- _INSTRUCTIONS TO FOLLOW_: Take the material below and retype it in full; pictures are left out.
==================================================
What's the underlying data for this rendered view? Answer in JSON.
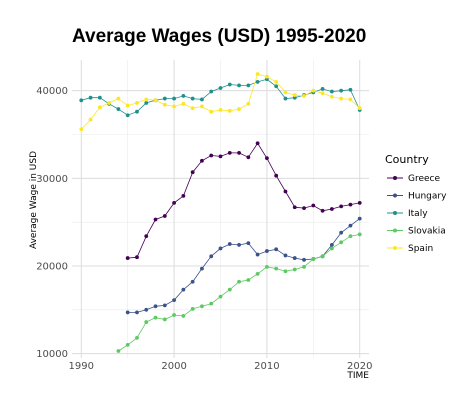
{
  "chart_data": {
    "type": "line",
    "title": "Average Wages (USD) 1995-2020",
    "xlabel": "TIME",
    "ylabel": "Average Wage in USD",
    "xlim": [
      1989,
      2021
    ],
    "ylim": [
      9500,
      43500
    ],
    "x_ticks": [
      1990,
      2000,
      2010,
      2020
    ],
    "x_tick_labels": [
      "1990",
      "2000",
      "2010",
      "2020"
    ],
    "y_ticks": [
      10000,
      20000,
      30000,
      40000
    ],
    "y_tick_labels": [
      "10000",
      "20000",
      "30000",
      "40000"
    ],
    "grid": true,
    "legend_title": "Country",
    "legend_position": "right",
    "series": [
      {
        "name": "Greece",
        "color": "#440154",
        "x": [
          1995,
          1996,
          1997,
          1998,
          1999,
          2000,
          2001,
          2002,
          2003,
          2004,
          2005,
          2006,
          2007,
          2008,
          2009,
          2010,
          2011,
          2012,
          2013,
          2014,
          2015,
          2016,
          2017,
          2018,
          2019,
          2020
        ],
        "y": [
          20900,
          21000,
          23400,
          25300,
          25700,
          27200,
          28000,
          30700,
          32000,
          32600,
          32500,
          32900,
          32900,
          32400,
          34000,
          32300,
          30300,
          28500,
          26700,
          26600,
          26900,
          26300,
          26500,
          26800,
          27000,
          27200
        ]
      },
      {
        "name": "Hungary",
        "color": "#3b528b",
        "x": [
          1995,
          1996,
          1997,
          1998,
          1999,
          2000,
          2001,
          2002,
          2003,
          2004,
          2005,
          2006,
          2007,
          2008,
          2009,
          2010,
          2011,
          2012,
          2013,
          2014,
          2015,
          2016,
          2017,
          2018,
          2019,
          2020
        ],
        "y": [
          14700,
          14700,
          15000,
          15400,
          15500,
          16100,
          17300,
          18200,
          19700,
          21100,
          22000,
          22500,
          22400,
          22600,
          21300,
          21700,
          21900,
          21200,
          20900,
          20700,
          20800,
          21100,
          22400,
          23800,
          24600,
          25400
        ]
      },
      {
        "name": "Italy",
        "color": "#21908d",
        "x": [
          1990,
          1991,
          1992,
          1993,
          1994,
          1995,
          1996,
          1997,
          1998,
          1999,
          2000,
          2001,
          2002,
          2003,
          2004,
          2005,
          2006,
          2007,
          2008,
          2009,
          2010,
          2011,
          2012,
          2013,
          2014,
          2015,
          2016,
          2017,
          2018,
          2019,
          2020
        ],
        "y": [
          38900,
          39200,
          39200,
          38500,
          37900,
          37200,
          37600,
          38600,
          38900,
          39100,
          39100,
          39400,
          39100,
          39000,
          39900,
          40300,
          40700,
          40600,
          40600,
          41000,
          41300,
          40500,
          39100,
          39200,
          39500,
          39800,
          40200,
          39900,
          40000,
          40100,
          37800
        ]
      },
      {
        "name": "Slovakia",
        "color": "#5dc963",
        "x": [
          1994,
          1995,
          1996,
          1997,
          1998,
          1999,
          2000,
          2001,
          2002,
          2003,
          2004,
          2005,
          2006,
          2007,
          2008,
          2009,
          2010,
          2011,
          2012,
          2013,
          2014,
          2015,
          2016,
          2017,
          2018,
          2019,
          2020
        ],
        "y": [
          10300,
          11000,
          11800,
          13600,
          14100,
          13900,
          14400,
          14300,
          15100,
          15400,
          15700,
          16500,
          17300,
          18200,
          18400,
          19100,
          19900,
          19700,
          19400,
          19600,
          19900,
          20800,
          21100,
          22000,
          22700,
          23400,
          23600
        ]
      },
      {
        "name": "Spain",
        "color": "#fde725",
        "x": [
          1990,
          1991,
          1992,
          1993,
          1994,
          1995,
          1996,
          1997,
          1998,
          1999,
          2000,
          2001,
          2002,
          2003,
          2004,
          2005,
          2006,
          2007,
          2008,
          2009,
          2010,
          2011,
          2012,
          2013,
          2014,
          2015,
          2016,
          2017,
          2018,
          2019,
          2020
        ],
        "y": [
          35600,
          36700,
          38100,
          38600,
          39100,
          38300,
          38600,
          39000,
          38900,
          38400,
          38200,
          38500,
          38000,
          38200,
          37600,
          37800,
          37700,
          37900,
          38500,
          41900,
          41600,
          41000,
          39800,
          39500,
          39400,
          40000,
          39700,
          39300,
          39100,
          39000,
          38000
        ]
      }
    ]
  }
}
==================================================
- _SOLUTION TO THIS EXERCISE_:
What's the underlying data for this rendered view? Answer in JSON.
{
  "chart_data": {
    "type": "line",
    "title": "Average Wages (USD) 1995-2020",
    "xlabel": "TIME",
    "ylabel": "Average Wage in USD",
    "xlim": [
      1989,
      2021
    ],
    "ylim": [
      9500,
      43500
    ],
    "x_ticks": [
      1990,
      2000,
      2010,
      2020
    ],
    "x_tick_labels": [
      "1990",
      "2000",
      "2010",
      "2020"
    ],
    "y_ticks": [
      10000,
      20000,
      30000,
      40000
    ],
    "y_tick_labels": [
      "10000",
      "20000",
      "30000",
      "40000"
    ],
    "grid": true,
    "legend_title": "Country",
    "legend_position": "right",
    "series": [
      {
        "name": "Greece",
        "color": "#440154",
        "x": [
          1995,
          1996,
          1997,
          1998,
          1999,
          2000,
          2001,
          2002,
          2003,
          2004,
          2005,
          2006,
          2007,
          2008,
          2009,
          2010,
          2011,
          2012,
          2013,
          2014,
          2015,
          2016,
          2017,
          2018,
          2019,
          2020
        ],
        "y": [
          20900,
          21000,
          23400,
          25300,
          25700,
          27200,
          28000,
          30700,
          32000,
          32600,
          32500,
          32900,
          32900,
          32400,
          34000,
          32300,
          30300,
          28500,
          26700,
          26600,
          26900,
          26300,
          26500,
          26800,
          27000,
          27200
        ]
      },
      {
        "name": "Hungary",
        "color": "#3b528b",
        "x": [
          1995,
          1996,
          1997,
          1998,
          1999,
          2000,
          2001,
          2002,
          2003,
          2004,
          2005,
          2006,
          2007,
          2008,
          2009,
          2010,
          2011,
          2012,
          2013,
          2014,
          2015,
          2016,
          2017,
          2018,
          2019,
          2020
        ],
        "y": [
          14700,
          14700,
          15000,
          15400,
          15500,
          16100,
          17300,
          18200,
          19700,
          21100,
          22000,
          22500,
          22400,
          22600,
          21300,
          21700,
          21900,
          21200,
          20900,
          20700,
          20800,
          21100,
          22400,
          23800,
          24600,
          25400
        ]
      },
      {
        "name": "Italy",
        "color": "#21908d",
        "x": [
          1990,
          1991,
          1992,
          1993,
          1994,
          1995,
          1996,
          1997,
          1998,
          1999,
          2000,
          2001,
          2002,
          2003,
          2004,
          2005,
          2006,
          2007,
          2008,
          2009,
          2010,
          2011,
          2012,
          2013,
          2014,
          2015,
          2016,
          2017,
          2018,
          2019,
          2020
        ],
        "y": [
          38900,
          39200,
          39200,
          38500,
          37900,
          37200,
          37600,
          38600,
          38900,
          39100,
          39100,
          39400,
          39100,
          39000,
          39900,
          40300,
          40700,
          40600,
          40600,
          41000,
          41300,
          40500,
          39100,
          39200,
          39500,
          39800,
          40200,
          39900,
          40000,
          40100,
          37800
        ]
      },
      {
        "name": "Slovakia",
        "color": "#5dc963",
        "x": [
          1994,
          1995,
          1996,
          1997,
          1998,
          1999,
          2000,
          2001,
          2002,
          2003,
          2004,
          2005,
          2006,
          2007,
          2008,
          2009,
          2010,
          2011,
          2012,
          2013,
          2014,
          2015,
          2016,
          2017,
          2018,
          2019,
          2020
        ],
        "y": [
          10300,
          11000,
          11800,
          13600,
          14100,
          13900,
          14400,
          14300,
          15100,
          15400,
          15700,
          16500,
          17300,
          18200,
          18400,
          19100,
          19900,
          19700,
          19400,
          19600,
          19900,
          20800,
          21100,
          22000,
          22700,
          23400,
          23600
        ]
      },
      {
        "name": "Spain",
        "color": "#fde725",
        "x": [
          1990,
          1991,
          1992,
          1993,
          1994,
          1995,
          1996,
          1997,
          1998,
          1999,
          2000,
          2001,
          2002,
          2003,
          2004,
          2005,
          2006,
          2007,
          2008,
          2009,
          2010,
          2011,
          2012,
          2013,
          2014,
          2015,
          2016,
          2017,
          2018,
          2019,
          2020
        ],
        "y": [
          35600,
          36700,
          38100,
          38600,
          39100,
          38300,
          38600,
          39000,
          38900,
          38400,
          38200,
          38500,
          38000,
          38200,
          37600,
          37800,
          37700,
          37900,
          38500,
          41900,
          41600,
          41000,
          39800,
          39500,
          39400,
          40000,
          39700,
          39300,
          39100,
          39000,
          38000
        ]
      }
    ]
  }
}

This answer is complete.